## WORK TO DO:
Take every line where the string "إبراهيم" appears and copy it.

-- -- --

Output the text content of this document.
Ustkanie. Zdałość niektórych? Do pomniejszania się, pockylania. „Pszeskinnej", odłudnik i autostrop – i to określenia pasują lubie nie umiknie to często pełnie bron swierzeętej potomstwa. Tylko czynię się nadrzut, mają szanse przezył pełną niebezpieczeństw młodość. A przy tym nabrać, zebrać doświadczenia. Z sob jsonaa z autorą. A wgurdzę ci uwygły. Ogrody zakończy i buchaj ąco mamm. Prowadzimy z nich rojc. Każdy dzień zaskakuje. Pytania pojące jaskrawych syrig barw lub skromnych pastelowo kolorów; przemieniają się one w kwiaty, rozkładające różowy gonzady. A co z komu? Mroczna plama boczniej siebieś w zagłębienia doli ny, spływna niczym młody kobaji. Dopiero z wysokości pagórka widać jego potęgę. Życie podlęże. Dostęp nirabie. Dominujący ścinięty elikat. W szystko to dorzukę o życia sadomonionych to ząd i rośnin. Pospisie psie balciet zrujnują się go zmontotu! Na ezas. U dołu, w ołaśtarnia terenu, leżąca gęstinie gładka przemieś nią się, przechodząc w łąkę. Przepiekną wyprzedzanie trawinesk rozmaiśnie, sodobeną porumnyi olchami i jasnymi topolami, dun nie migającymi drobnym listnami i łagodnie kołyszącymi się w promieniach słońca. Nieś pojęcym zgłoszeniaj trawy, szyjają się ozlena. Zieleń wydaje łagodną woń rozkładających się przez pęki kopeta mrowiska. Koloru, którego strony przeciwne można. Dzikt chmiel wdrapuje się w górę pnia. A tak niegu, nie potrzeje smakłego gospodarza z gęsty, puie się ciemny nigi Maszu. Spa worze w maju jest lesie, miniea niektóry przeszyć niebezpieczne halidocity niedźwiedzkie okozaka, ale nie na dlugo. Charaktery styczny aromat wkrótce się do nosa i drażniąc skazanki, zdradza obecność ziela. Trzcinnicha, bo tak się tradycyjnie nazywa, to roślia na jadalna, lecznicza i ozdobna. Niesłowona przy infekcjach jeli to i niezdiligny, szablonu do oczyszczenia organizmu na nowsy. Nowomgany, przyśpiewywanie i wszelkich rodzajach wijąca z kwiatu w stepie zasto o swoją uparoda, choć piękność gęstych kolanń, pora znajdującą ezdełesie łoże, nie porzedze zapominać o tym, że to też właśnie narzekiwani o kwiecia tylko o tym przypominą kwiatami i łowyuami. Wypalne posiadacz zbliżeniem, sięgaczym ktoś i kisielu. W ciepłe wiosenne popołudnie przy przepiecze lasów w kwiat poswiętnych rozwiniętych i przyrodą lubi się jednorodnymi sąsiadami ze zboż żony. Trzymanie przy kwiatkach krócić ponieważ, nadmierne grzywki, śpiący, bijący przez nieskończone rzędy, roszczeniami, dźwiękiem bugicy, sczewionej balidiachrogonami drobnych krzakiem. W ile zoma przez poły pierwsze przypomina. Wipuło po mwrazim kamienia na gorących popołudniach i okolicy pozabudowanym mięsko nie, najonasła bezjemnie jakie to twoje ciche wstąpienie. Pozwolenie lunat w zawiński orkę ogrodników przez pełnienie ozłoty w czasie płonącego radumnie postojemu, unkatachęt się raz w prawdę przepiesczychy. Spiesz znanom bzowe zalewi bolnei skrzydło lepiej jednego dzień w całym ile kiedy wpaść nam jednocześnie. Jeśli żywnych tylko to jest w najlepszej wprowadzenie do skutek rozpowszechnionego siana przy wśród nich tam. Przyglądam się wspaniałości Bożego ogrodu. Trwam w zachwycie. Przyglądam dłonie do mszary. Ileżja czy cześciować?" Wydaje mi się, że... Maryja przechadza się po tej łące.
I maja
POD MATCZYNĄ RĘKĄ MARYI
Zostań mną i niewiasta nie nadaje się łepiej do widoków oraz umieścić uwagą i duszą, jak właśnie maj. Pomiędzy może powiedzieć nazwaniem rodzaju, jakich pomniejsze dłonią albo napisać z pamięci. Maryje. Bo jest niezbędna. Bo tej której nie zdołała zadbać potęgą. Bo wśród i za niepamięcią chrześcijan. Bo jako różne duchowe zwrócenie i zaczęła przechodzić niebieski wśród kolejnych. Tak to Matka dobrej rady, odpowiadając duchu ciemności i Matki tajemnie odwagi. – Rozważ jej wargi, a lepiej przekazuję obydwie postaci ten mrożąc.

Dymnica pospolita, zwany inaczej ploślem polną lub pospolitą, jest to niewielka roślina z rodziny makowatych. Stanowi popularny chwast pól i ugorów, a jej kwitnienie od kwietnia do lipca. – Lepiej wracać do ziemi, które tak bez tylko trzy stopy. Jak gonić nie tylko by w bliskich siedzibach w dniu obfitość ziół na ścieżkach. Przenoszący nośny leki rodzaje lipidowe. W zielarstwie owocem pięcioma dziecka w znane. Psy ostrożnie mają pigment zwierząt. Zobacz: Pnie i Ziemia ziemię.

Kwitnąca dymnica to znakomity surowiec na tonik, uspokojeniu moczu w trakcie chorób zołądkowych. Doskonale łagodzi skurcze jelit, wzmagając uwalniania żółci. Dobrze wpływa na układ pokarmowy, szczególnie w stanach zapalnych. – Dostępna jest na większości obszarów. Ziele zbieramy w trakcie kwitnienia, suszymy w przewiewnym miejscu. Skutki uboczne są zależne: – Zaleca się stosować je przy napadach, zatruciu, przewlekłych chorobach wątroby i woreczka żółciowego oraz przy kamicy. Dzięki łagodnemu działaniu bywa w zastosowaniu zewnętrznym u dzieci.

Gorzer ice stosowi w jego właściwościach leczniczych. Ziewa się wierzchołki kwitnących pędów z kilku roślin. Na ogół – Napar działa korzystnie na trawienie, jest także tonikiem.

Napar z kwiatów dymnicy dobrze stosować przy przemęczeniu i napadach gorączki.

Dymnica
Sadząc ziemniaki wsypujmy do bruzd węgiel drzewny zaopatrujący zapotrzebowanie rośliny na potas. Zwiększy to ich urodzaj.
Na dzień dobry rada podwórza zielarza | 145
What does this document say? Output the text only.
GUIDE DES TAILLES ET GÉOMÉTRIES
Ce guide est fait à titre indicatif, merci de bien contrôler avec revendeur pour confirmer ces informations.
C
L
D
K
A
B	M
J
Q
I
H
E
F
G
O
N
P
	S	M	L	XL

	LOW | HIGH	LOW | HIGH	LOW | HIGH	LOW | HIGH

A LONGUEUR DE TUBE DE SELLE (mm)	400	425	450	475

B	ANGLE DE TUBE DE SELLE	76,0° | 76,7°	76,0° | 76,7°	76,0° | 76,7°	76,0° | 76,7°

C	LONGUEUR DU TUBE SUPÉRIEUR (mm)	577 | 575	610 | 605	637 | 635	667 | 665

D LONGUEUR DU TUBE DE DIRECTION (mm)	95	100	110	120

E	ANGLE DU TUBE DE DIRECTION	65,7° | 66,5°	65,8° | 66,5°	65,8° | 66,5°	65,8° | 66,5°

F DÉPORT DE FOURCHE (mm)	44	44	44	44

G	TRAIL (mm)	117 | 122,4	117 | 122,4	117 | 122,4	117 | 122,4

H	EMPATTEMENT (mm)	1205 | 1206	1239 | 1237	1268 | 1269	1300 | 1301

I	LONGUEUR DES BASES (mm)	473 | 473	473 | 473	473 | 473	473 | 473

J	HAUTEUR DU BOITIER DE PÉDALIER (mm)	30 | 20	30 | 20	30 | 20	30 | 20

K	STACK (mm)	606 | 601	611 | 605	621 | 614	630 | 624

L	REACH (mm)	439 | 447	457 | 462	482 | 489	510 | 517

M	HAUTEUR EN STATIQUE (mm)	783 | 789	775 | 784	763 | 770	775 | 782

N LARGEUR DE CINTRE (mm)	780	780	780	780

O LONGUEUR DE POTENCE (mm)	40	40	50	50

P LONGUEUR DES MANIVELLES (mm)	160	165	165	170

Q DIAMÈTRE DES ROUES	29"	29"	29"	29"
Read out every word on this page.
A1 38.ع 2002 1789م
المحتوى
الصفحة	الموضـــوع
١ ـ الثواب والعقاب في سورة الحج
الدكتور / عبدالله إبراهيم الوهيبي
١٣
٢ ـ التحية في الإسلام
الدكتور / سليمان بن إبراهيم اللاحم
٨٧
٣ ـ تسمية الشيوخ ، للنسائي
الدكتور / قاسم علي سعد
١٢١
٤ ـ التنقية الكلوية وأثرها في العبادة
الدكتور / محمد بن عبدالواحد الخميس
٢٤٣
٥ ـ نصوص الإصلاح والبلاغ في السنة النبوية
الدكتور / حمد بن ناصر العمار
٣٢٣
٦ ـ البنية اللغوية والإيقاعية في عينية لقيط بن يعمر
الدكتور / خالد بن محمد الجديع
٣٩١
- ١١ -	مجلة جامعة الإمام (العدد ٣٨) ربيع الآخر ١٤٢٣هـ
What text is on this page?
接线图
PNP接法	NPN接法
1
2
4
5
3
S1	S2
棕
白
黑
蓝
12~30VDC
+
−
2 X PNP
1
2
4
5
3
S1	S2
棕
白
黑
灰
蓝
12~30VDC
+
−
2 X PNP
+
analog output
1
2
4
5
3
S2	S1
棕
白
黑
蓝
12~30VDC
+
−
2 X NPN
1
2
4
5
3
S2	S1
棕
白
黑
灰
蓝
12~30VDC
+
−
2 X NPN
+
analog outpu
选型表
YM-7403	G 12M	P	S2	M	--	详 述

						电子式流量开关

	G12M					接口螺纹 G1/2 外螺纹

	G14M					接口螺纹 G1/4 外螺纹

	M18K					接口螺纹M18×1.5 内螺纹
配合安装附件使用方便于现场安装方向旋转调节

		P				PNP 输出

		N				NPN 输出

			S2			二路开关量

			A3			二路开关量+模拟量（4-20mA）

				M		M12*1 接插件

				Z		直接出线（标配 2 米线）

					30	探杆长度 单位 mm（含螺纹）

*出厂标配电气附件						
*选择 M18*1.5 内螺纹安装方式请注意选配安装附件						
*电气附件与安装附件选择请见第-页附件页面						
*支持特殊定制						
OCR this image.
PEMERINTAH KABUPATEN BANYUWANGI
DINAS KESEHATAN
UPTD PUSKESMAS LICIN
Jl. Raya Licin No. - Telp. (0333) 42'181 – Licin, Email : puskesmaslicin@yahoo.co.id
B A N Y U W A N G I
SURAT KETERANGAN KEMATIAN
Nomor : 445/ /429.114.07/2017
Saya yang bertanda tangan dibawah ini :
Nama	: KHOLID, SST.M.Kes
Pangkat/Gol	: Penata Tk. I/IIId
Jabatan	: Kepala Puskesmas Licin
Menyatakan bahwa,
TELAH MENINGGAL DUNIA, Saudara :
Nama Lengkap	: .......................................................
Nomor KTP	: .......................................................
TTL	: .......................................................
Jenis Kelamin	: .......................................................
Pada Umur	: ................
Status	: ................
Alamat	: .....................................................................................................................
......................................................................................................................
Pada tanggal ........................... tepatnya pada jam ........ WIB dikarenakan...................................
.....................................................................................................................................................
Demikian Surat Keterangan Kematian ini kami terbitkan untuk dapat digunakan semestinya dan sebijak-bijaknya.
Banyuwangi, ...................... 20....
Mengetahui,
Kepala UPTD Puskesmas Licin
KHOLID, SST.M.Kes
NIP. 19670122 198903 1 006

-- -- --

## RESULT OF THIS EXERCISE:
الدكتور / عبدالله إبراهيم الوهيبي
الدكتور / سليمان بن إبراهيم اللاحم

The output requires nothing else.